BEGIN RECORDS PROVIDED
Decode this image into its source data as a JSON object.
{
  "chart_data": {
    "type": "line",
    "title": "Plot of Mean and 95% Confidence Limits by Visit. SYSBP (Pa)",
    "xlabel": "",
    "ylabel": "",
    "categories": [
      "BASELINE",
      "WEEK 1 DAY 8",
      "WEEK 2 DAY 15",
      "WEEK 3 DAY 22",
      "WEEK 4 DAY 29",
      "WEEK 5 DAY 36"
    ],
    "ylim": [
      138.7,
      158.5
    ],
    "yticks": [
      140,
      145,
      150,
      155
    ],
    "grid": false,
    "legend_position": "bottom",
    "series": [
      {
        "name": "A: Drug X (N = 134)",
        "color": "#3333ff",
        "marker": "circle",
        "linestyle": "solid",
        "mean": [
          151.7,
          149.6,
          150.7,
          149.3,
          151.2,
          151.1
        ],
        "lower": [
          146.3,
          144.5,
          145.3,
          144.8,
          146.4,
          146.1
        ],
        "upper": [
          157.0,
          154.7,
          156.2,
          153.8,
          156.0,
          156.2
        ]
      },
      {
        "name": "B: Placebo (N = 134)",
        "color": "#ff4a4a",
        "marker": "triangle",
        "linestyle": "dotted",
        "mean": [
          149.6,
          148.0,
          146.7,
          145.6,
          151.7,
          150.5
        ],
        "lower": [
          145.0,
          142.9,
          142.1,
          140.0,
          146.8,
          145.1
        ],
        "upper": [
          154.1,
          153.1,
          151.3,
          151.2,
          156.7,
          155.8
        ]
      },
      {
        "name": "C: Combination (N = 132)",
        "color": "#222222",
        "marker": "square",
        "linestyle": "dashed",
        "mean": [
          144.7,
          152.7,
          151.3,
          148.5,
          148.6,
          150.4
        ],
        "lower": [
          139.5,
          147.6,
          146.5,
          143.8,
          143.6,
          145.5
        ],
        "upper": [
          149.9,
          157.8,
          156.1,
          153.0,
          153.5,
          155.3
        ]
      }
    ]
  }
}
END RECORDS PROVIDED
# TASK GOAL
From the data above, work out how many lines hold "WEEK". Answer with the number alone.

# THE ANSWER
5